== SUPPLIED RECORDS ==
..............................

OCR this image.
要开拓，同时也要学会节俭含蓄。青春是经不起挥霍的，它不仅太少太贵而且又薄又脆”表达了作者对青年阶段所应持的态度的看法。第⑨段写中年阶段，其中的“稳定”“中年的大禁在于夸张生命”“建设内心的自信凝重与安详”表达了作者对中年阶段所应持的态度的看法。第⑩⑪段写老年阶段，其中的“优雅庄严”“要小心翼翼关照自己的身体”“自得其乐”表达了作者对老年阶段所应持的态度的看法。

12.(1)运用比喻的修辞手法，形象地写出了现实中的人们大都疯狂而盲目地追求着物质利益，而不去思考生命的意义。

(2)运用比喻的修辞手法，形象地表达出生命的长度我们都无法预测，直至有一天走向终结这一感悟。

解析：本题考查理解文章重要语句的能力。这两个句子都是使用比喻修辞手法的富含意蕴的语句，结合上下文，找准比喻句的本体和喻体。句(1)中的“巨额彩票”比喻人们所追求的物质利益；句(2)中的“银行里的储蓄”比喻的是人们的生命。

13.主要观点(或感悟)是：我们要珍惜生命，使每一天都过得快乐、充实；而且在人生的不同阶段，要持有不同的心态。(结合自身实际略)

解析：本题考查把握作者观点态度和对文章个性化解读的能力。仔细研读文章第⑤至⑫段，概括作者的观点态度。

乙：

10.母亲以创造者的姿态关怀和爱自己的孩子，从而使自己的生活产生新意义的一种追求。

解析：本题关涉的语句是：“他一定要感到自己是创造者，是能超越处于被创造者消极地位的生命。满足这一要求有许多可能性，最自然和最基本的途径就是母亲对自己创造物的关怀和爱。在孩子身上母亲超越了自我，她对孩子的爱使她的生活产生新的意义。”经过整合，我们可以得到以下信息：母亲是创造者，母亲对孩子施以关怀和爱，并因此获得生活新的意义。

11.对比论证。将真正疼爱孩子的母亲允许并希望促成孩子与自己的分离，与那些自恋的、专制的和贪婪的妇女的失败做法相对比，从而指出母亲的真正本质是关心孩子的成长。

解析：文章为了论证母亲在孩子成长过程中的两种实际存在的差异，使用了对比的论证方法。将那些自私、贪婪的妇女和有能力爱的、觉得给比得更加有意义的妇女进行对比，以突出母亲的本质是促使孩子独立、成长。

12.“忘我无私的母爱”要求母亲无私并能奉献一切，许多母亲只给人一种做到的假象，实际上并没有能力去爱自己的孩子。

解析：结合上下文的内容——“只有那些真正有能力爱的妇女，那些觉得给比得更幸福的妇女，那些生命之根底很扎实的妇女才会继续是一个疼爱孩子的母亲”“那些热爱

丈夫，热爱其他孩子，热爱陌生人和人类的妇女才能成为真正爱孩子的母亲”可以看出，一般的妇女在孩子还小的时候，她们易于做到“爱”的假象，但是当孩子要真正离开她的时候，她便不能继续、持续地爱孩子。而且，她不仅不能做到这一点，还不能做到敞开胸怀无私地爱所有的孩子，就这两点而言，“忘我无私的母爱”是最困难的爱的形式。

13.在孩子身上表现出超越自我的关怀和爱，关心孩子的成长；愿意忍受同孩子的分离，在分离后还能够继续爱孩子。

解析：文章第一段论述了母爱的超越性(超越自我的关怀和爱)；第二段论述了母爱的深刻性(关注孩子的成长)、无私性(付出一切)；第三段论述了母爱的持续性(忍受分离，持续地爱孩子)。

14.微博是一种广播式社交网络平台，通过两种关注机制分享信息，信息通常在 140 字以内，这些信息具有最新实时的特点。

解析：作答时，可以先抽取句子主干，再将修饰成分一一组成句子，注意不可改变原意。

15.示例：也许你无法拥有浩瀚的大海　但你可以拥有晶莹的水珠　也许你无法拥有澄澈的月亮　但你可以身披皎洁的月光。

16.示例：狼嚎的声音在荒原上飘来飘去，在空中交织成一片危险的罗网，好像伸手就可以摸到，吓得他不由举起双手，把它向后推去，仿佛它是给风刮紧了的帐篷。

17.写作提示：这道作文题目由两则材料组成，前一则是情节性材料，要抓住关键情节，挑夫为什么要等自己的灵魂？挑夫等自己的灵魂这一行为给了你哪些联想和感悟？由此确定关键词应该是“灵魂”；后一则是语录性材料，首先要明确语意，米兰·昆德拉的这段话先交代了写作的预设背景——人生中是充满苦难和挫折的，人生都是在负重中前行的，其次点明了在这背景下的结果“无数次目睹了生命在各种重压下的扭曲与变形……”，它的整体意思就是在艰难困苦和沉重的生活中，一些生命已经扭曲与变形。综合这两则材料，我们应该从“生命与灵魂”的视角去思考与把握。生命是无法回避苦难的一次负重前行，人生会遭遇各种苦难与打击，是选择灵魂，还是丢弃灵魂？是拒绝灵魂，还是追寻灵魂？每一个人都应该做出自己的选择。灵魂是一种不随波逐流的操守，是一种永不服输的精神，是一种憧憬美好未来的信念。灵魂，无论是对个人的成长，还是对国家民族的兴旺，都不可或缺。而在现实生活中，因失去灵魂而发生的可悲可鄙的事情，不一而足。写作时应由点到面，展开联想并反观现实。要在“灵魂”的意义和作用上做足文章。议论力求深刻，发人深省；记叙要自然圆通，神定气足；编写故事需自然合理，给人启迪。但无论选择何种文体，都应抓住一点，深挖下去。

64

..............................

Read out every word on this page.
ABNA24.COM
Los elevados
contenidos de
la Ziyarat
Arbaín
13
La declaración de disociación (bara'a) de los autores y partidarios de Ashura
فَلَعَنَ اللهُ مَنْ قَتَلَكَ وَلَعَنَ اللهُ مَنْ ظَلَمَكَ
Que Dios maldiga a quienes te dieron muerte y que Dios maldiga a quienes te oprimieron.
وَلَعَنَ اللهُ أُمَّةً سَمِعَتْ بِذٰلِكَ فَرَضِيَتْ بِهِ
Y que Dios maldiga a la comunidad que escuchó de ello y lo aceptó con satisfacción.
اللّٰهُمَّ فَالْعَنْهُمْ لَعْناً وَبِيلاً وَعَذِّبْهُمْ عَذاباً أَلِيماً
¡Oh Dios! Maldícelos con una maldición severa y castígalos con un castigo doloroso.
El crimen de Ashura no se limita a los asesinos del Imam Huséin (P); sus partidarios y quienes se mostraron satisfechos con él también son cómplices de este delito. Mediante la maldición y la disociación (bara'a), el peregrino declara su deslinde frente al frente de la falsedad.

..............................

== STATED PROBLEM ==
Pick out and copy the lines of the material that include the word "Dios".

== EXERCISE SOLUTION ==
Que Dios maldiga a quienes te dieron muerte y que Dios maldiga a quienes te oprimieron.
Y que Dios maldiga a la comunidad que escuchó de ello y lo aceptó con satisfacción.
¡Oh Dios! Maldícelos con una maldición severa y castígalos con un castigo doloroso.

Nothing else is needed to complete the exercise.